--- begin ---

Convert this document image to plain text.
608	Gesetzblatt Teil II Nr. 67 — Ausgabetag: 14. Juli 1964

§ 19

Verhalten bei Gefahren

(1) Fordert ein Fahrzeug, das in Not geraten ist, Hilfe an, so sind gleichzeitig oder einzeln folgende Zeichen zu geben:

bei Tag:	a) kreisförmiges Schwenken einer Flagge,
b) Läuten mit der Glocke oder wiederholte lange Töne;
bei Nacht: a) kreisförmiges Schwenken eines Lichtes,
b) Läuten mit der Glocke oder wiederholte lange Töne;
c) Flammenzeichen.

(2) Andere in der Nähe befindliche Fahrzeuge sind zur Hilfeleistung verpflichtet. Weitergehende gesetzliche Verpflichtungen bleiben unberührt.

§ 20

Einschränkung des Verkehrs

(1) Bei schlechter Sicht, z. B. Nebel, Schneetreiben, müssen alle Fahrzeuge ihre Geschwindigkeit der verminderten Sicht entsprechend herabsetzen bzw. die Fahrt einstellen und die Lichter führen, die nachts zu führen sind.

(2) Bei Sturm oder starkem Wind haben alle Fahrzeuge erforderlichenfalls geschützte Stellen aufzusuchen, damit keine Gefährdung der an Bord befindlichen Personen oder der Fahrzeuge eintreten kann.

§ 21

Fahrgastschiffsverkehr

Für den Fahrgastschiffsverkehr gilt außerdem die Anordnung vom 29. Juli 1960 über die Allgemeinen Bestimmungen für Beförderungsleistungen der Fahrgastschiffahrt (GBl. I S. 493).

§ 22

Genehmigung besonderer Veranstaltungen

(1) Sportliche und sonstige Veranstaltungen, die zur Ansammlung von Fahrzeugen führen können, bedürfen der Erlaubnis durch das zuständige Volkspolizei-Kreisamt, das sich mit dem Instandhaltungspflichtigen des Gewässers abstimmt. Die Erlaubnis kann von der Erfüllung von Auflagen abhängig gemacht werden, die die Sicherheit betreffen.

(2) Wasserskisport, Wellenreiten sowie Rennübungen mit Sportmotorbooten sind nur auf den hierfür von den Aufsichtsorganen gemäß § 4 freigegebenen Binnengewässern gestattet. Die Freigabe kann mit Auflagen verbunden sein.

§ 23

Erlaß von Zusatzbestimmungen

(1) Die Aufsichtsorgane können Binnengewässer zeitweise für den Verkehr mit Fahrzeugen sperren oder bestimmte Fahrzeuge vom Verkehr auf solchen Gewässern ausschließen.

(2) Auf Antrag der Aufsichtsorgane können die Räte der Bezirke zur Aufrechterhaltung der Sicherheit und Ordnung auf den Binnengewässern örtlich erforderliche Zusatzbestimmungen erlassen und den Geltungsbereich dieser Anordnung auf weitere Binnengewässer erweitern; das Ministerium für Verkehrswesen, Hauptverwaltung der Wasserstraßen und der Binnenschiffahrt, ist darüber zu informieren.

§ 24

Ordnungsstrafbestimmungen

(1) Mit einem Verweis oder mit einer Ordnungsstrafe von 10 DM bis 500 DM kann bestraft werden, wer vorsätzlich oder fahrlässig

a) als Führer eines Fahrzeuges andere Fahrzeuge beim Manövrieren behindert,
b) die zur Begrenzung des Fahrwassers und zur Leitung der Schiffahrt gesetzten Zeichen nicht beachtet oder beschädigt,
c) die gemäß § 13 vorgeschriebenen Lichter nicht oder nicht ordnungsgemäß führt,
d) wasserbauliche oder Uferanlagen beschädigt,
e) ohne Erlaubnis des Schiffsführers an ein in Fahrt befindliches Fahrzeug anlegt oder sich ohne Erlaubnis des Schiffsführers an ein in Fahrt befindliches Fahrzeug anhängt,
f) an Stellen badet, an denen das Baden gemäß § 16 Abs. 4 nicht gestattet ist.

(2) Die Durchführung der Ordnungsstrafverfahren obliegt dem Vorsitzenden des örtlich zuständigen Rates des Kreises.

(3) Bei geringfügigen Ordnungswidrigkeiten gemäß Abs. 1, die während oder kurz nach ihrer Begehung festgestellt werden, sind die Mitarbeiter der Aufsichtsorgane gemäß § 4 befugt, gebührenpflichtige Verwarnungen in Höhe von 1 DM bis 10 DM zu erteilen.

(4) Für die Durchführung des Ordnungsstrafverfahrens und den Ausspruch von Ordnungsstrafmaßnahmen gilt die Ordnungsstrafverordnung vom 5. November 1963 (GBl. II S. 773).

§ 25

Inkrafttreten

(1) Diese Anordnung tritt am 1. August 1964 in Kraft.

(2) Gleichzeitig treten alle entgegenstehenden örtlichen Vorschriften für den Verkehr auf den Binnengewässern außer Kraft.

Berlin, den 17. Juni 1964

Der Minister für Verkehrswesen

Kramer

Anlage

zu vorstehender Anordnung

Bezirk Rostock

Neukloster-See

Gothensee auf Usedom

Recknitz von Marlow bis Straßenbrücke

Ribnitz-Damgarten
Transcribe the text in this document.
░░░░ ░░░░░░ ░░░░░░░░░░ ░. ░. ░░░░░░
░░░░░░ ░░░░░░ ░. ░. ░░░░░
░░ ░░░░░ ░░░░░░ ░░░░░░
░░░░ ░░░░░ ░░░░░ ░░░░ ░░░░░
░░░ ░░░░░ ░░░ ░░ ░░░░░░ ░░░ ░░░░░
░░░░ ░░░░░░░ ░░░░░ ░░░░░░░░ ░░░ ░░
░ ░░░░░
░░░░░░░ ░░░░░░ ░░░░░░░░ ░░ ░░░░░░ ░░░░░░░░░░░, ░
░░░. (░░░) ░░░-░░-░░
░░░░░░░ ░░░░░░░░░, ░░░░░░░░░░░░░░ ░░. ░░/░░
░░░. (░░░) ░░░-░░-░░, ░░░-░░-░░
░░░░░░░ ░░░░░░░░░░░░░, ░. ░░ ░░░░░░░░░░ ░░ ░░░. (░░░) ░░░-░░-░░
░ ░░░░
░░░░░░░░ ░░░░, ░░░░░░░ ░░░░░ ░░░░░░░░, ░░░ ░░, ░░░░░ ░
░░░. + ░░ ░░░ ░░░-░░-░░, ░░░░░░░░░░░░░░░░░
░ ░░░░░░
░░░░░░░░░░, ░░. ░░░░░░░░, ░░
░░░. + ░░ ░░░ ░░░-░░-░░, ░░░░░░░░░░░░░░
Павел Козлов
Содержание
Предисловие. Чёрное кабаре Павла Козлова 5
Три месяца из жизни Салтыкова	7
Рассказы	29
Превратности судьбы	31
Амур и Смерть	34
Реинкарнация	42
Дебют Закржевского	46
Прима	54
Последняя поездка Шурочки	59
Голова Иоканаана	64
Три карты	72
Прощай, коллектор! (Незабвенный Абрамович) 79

--- end ---

== Instructions for the task ==
Gather up every line from the listing above in which the word "Verkehrswesen" occurs.

== The solution ==
(2) Auf Antrag der Aufsichtsorgane können die Räte der Bezirke zur Aufrechterhaltung der Sicherheit und Ordnung auf den Binnengewässern örtlich erforderliche Zusatzbestimmungen erlassen und den Geltungsbereich dieser Anordnung auf weitere Binnengewässer erweitern; das Ministerium für Verkehrswesen, Hauptverwaltung der Wasserstraßen und der Binnenschiffahrt, ist darüber zu informieren.
Der Minister für Verkehrswesen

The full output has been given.